# RECORDS SHOWN
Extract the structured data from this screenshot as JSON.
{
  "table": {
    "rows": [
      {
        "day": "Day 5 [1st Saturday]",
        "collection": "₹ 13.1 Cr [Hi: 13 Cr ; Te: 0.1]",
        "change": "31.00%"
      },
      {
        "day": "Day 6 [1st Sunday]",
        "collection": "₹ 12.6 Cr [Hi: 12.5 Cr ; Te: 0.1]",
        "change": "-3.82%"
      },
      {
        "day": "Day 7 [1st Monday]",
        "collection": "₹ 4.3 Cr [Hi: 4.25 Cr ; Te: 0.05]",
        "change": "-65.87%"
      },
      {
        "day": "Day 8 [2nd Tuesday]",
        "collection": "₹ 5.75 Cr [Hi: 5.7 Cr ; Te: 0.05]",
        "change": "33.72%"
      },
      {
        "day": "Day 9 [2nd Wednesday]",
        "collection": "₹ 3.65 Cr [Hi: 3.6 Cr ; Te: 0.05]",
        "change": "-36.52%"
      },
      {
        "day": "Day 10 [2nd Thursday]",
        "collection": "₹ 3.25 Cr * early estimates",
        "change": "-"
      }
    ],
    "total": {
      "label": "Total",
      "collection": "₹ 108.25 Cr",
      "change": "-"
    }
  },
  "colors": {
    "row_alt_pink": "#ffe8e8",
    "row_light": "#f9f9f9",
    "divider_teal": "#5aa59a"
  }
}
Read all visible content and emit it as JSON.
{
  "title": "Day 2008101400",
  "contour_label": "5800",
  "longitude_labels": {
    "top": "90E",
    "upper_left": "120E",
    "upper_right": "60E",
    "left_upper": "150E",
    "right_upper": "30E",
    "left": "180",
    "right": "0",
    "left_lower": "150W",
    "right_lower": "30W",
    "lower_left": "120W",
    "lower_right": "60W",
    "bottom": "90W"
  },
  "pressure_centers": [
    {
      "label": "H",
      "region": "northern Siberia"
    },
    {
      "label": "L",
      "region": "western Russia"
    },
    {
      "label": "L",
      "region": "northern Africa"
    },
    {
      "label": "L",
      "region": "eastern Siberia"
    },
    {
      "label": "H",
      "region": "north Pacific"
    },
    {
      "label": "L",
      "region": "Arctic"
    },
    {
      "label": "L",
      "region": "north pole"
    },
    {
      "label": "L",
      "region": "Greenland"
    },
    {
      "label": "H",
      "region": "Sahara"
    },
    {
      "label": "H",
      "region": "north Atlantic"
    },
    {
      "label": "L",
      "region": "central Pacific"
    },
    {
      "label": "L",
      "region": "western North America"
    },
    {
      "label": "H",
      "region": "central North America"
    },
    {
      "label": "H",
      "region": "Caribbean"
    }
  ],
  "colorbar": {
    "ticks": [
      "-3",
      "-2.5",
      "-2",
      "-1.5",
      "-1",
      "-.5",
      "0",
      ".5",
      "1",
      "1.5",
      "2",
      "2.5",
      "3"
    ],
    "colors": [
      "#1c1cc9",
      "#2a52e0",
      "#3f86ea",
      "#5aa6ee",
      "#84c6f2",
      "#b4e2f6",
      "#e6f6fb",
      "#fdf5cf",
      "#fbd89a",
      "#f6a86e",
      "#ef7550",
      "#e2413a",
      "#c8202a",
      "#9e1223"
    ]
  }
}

# WHAT THE TASK REQUIRES
Pick out and copy every line that contains the word "collection".

# WRITTEN SOLUTION
        "collection": "₹ 13.1 Cr [Hi: 13 Cr ; Te: 0.1]",
        "collection": "₹ 12.6 Cr [Hi: 12.5 Cr ; Te: 0.1]",
        "collection": "₹ 4.3 Cr [Hi: 4.25 Cr ; Te: 0.05]",
        "collection": "₹ 5.75 Cr [Hi: 5.7 Cr ; Te: 0.05]",
        "collection": "₹ 3.65 Cr [Hi: 3.6 Cr ; Te: 0.05]",
        "collection": "₹ 3.25 Cr * early estimates",
      "collection": "₹ 108.25 Cr",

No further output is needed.